[DIRECTIVE]
From the entries below, count the lines with "side". Write only the count.

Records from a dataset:
* * * * * * * * *

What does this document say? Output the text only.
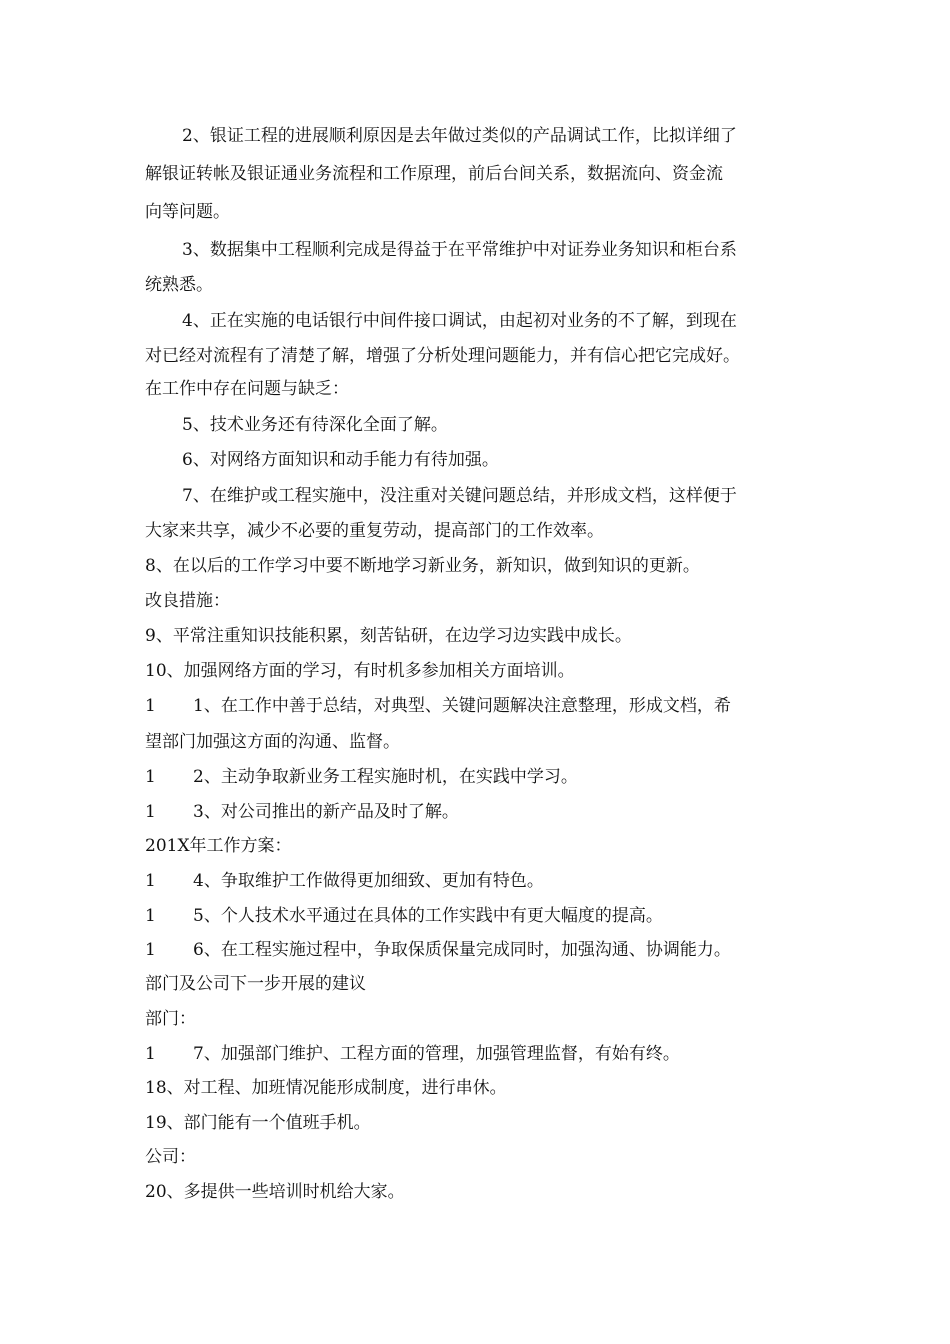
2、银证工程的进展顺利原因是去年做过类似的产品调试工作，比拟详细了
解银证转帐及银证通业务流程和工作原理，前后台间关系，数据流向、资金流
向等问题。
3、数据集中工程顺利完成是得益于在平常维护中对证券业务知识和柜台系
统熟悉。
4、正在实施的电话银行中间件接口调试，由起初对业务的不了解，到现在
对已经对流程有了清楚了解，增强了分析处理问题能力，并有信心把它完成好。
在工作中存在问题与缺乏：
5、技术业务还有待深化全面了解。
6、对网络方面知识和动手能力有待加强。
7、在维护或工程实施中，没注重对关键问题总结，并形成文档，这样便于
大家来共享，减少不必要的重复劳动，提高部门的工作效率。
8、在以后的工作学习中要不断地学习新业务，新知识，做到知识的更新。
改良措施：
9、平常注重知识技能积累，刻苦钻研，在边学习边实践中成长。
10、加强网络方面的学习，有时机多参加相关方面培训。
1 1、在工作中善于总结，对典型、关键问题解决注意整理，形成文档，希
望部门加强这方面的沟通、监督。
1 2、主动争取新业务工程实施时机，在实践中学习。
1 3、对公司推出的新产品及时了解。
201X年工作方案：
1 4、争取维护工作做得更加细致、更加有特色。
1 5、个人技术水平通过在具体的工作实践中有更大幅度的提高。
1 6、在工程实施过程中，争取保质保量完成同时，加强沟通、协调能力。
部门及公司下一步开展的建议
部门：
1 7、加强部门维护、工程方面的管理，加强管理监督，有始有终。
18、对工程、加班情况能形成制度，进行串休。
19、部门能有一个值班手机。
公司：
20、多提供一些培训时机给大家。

* * * * * * * * *

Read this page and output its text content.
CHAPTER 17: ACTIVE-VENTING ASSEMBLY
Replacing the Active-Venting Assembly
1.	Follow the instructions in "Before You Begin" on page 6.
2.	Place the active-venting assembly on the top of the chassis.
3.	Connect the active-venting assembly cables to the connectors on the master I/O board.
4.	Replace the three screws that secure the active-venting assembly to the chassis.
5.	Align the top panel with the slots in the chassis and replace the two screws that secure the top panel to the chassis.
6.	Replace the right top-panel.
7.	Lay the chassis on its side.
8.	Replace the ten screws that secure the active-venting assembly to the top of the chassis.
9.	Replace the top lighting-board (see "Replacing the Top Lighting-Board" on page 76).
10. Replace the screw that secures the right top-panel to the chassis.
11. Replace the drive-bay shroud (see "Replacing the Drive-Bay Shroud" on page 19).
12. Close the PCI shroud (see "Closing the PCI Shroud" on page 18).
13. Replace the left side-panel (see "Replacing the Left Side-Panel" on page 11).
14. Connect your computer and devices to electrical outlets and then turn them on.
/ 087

* * * * * * * * *

[ANSWER TO THE PROBLEM]
2